Your goal: Set down each line of the material that follows, exactly, with no pictures.

Recorded data:

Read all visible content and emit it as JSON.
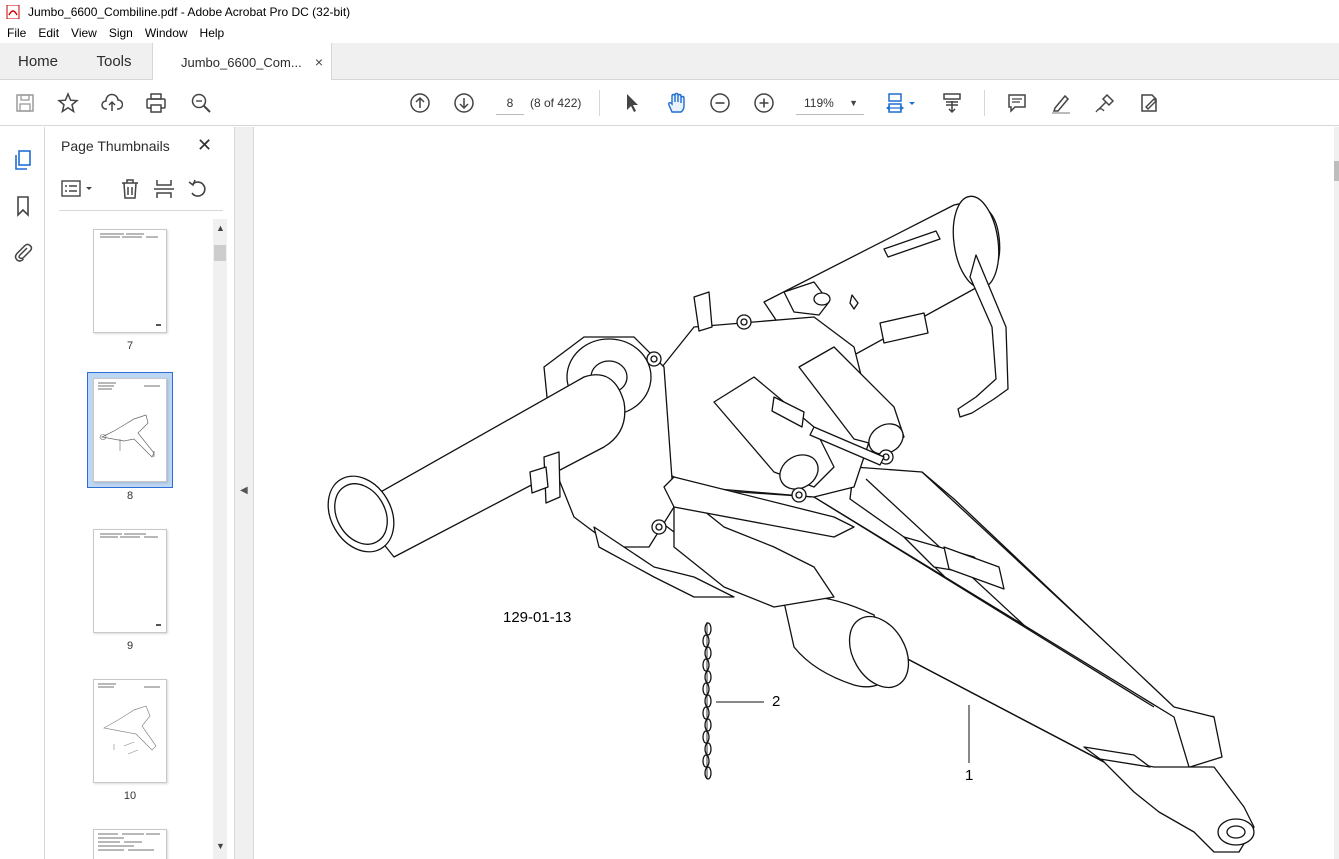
{
  "window": {
    "title": "Jumbo_6600_Combiline.pdf - Adobe Acrobat Pro DC (32-bit)"
  },
  "menu": [
    "File",
    "Edit",
    "View",
    "Sign",
    "Window",
    "Help"
  ],
  "tabs": {
    "home": "Home",
    "tools": "Tools",
    "document": "Jumbo_6600_Com...",
    "close": "×"
  },
  "toolbar": {
    "page_number": "8",
    "page_count": "(8 of 422)",
    "zoom": "119%"
  },
  "panel": {
    "title": "Page Thumbnails",
    "close": "✕",
    "thumbnails": [
      {
        "label": "7"
      },
      {
        "label": "8"
      },
      {
        "label": "9"
      },
      {
        "label": "10"
      }
    ]
  },
  "drawing": {
    "reference": "129-01-13",
    "callout_1": "1",
    "callout_2": "2"
  }
}
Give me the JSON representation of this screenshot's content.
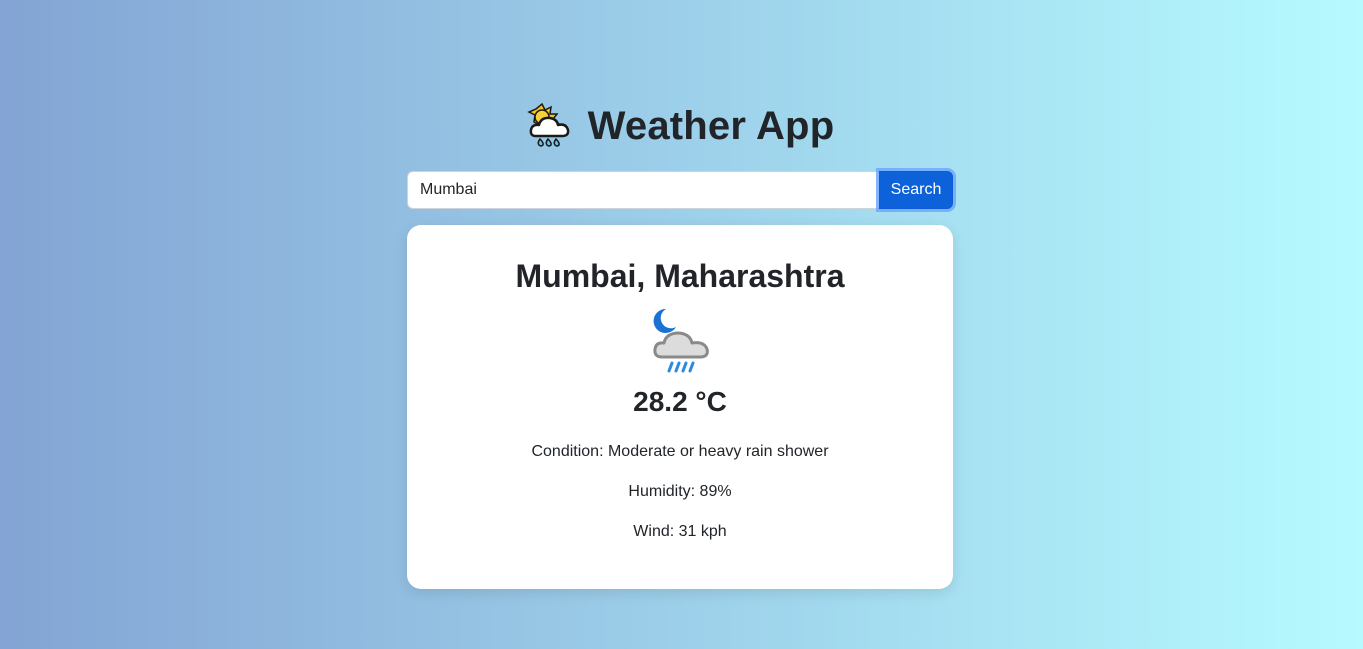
{
  "header": {
    "title": "Weather App",
    "icon": "sun-behind-rain-cloud-icon"
  },
  "search": {
    "value": "Mumbai",
    "placeholder": "",
    "button_label": "Search"
  },
  "weather": {
    "location": "Mumbai, Maharashtra",
    "icon": "night-rain-cloud-icon",
    "temperature": "28.2 °C",
    "condition": "Condition: Moderate or heavy rain shower",
    "humidity": "Humidity: 89%",
    "wind": "Wind: 31 kph"
  },
  "colors": {
    "gradient_start": "#83a4d4",
    "gradient_end": "#b6fbff",
    "button": "#0d62d9",
    "card": "#ffffff",
    "text": "#212529"
  }
}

Result:
Read all visible content and emit it as JSON.
{
  "window": {
    "title": "Jumbo_6600_Combiline.pdf - Adobe Acrobat Pro DC (32-bit)"
  },
  "menu": [
    "File",
    "Edit",
    "View",
    "Sign",
    "Window",
    "Help"
  ],
  "tabs": {
    "home": "Home",
    "tools": "Tools",
    "document": "Jumbo_6600_Com...",
    "close": "×"
  },
  "toolbar": {
    "page_number": "8",
    "page_count": "(8 of 422)",
    "zoom": "119%"
  },
  "panel": {
    "title": "Page Thumbnails",
    "close": "✕",
    "thumbnails": [
      {
        "label": "7"
      },
      {
        "label": "8"
      },
      {
        "label": "9"
      },
      {
        "label": "10"
      }
    ]
  },
  "drawing": {
    "reference": "129-01-13",
    "callout_1": "1",
    "callout_2": "2"
  }
}
Give me the JSON representation of this screenshot's content.
{
  "header": {
    "title": "Weather App",
    "icon": "sun-behind-rain-cloud-icon"
  },
  "search": {
    "value": "Mumbai",
    "placeholder": "",
    "button_label": "Search"
  },
  "weather": {
    "location": "Mumbai, Maharashtra",
    "icon": "night-rain-cloud-icon",
    "temperature": "28.2 °C",
    "condition": "Condition: Moderate or heavy rain shower",
    "humidity": "Humidity: 89%",
    "wind": "Wind: 31 kph"
  },
  "colors": {
    "gradient_start": "#83a4d4",
    "gradient_end": "#b6fbff",
    "button": "#0d62d9",
    "card": "#ffffff",
    "text": "#212529"
  }
}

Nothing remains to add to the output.